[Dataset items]
--------------------

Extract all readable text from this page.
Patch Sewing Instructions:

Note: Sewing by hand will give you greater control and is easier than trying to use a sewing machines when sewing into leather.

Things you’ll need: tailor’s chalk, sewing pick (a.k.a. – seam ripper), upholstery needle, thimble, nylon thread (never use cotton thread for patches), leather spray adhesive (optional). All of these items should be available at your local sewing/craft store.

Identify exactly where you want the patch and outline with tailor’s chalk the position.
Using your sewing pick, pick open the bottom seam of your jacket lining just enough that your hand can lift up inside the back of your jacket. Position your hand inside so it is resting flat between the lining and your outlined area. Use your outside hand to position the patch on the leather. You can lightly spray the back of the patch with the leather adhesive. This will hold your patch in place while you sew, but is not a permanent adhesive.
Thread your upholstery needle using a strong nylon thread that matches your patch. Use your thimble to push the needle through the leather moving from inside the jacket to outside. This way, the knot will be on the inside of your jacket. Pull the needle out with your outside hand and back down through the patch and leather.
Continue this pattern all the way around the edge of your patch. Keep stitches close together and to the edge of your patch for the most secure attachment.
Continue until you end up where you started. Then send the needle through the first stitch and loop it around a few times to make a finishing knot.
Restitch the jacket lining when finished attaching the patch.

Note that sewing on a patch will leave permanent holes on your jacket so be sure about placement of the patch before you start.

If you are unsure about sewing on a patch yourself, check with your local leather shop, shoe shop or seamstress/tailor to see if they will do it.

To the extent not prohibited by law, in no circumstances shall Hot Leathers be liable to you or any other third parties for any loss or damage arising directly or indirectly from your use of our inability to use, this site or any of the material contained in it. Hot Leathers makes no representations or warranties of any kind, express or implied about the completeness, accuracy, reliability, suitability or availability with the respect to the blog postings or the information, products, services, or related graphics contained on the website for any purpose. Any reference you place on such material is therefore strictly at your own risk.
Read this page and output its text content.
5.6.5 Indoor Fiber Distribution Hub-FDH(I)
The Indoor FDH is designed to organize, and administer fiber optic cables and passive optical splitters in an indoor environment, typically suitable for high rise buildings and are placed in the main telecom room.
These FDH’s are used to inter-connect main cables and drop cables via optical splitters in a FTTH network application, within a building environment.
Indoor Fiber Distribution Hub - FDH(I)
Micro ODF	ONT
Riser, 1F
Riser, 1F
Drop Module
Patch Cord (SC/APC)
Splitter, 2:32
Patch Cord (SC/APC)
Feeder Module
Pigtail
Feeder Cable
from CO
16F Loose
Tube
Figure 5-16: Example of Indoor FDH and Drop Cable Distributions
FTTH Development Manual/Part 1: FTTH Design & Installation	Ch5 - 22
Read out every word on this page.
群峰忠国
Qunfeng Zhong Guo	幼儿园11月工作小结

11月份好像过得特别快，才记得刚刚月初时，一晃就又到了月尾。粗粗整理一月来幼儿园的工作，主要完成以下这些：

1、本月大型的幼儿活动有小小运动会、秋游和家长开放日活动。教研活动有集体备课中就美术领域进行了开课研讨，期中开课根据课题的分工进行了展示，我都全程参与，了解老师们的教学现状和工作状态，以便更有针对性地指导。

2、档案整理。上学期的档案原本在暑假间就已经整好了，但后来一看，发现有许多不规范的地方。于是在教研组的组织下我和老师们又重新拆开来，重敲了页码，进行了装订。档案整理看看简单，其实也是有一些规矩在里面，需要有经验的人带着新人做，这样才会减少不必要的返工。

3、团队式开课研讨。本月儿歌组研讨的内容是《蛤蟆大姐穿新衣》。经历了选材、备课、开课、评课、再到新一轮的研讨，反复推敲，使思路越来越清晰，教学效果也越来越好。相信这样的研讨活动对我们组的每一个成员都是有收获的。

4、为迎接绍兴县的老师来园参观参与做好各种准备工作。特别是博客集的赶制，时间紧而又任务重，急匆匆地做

--------------------

* [PROMPT]:
Extract the complete set of records unchanged.

* [PROBLEM SOLUTION]:
Extract all readable text from this page.
Patch Sewing Instructions:

Note: Sewing by hand will give you greater control and is easier than trying to use a sewing machines when sewing into leather.

Things you’ll need: tailor’s chalk, sewing pick (a.k.a. – seam ripper), upholstery needle, thimble, nylon thread (never use cotton thread for patches), leather spray adhesive (optional). All of these items should be available at your local sewing/craft store.

Identify exactly where you want the patch and outline with tailor’s chalk the position.
Using your sewing pick, pick open the bottom seam of your jacket lining just enough that your hand can lift up inside the back of your jacket. Position your hand inside so it is resting flat between the lining and your outlined area. Use your outside hand to position the patch on the leather. You can lightly spray the back of the patch with the leather adhesive. This will hold your patch in place while you sew, but is not a permanent adhesive.
Thread your upholstery needle using a strong nylon thread that matches your patch. Use your thimble to push the needle through the leather moving from inside the jacket to outside. This way, the knot will be on the inside of your jacket. Pull the needle out with your outside hand and back down through the patch and leather.
Continue this pattern all the way around the edge of your patch. Keep stitches close together and to the edge of your patch for the most secure attachment.
Continue until you end up where you started. Then send the needle through the first stitch and loop it around a few times to make a finishing knot.
Restitch the jacket lining when finished attaching the patch.

Note that sewing on a patch will leave permanent holes on your jacket so be sure about placement of the patch before you start.

If you are unsure about sewing on a patch yourself, check with your local leather shop, shoe shop or seamstress/tailor to see if they will do it.

To the extent not prohibited by law, in no circumstances shall Hot Leathers be liable to you or any other third parties for any loss or damage arising directly or indirectly from your use of our inability to use, this site or any of the material contained in it. Hot Leathers makes no representations or warranties of any kind, express or implied about the completeness, accuracy, reliability, suitability or availability with the respect to the blog postings or the information, products, services, or related graphics contained on the website for any purpose. Any reference you place on such material is therefore strictly at your own risk.
Read this page and output its text content.
5.6.5 Indoor Fiber Distribution Hub-FDH(I)
The Indoor FDH is designed to organize, and administer fiber optic cables and passive optical splitters in an indoor environment, typically suitable for high rise buildings and are placed in the main telecom room.
These FDH’s are used to inter-connect main cables and drop cables via optical splitters in a FTTH network application, within a building environment.
Indoor Fiber Distribution Hub - FDH(I)
Micro ODF	ONT
Riser, 1F
Riser, 1F
Drop Module
Patch Cord (SC/APC)
Splitter, 2:32
Patch Cord (SC/APC)
Feeder Module
Pigtail
Feeder Cable
from CO
16F Loose
Tube
Figure 5-16: Example of Indoor FDH and Drop Cable Distributions
FTTH Development Manual/Part 1: FTTH Design & Installation	Ch5 - 22
Read out every word on this page.
群峰忠国
Qunfeng Zhong Guo	幼儿园11月工作小结

11月份好像过得特别快，才记得刚刚月初时，一晃就又到了月尾。粗粗整理一月来幼儿园的工作，主要完成以下这些：

1、本月大型的幼儿活动有小小运动会、秋游和家长开放日活动。教研活动有集体备课中就美术领域进行了开课研讨，期中开课根据课题的分工进行了展示，我都全程参与，了解老师们的教学现状和工作状态，以便更有针对性地指导。

2、档案整理。上学期的档案原本在暑假间就已经整好了，但后来一看，发现有许多不规范的地方。于是在教研组的组织下我和老师们又重新拆开来，重敲了页码，进行了装订。档案整理看看简单，其实也是有一些规矩在里面，需要有经验的人带着新人做，这样才会减少不必要的返工。

3、团队式开课研讨。本月儿歌组研讨的内容是《蛤蟆大姐穿新衣》。经历了选材、备课、开课、评课、再到新一轮的研讨，反复推敲，使思路越来越清晰，教学效果也越来越好。相信这样的研讨活动对我们组的每一个成员都是有收获的。

4、为迎接绍兴县的老师来园参观参与做好各种准备工作。特别是博客集的赶制，时间紧而又任务重，急匆匆地做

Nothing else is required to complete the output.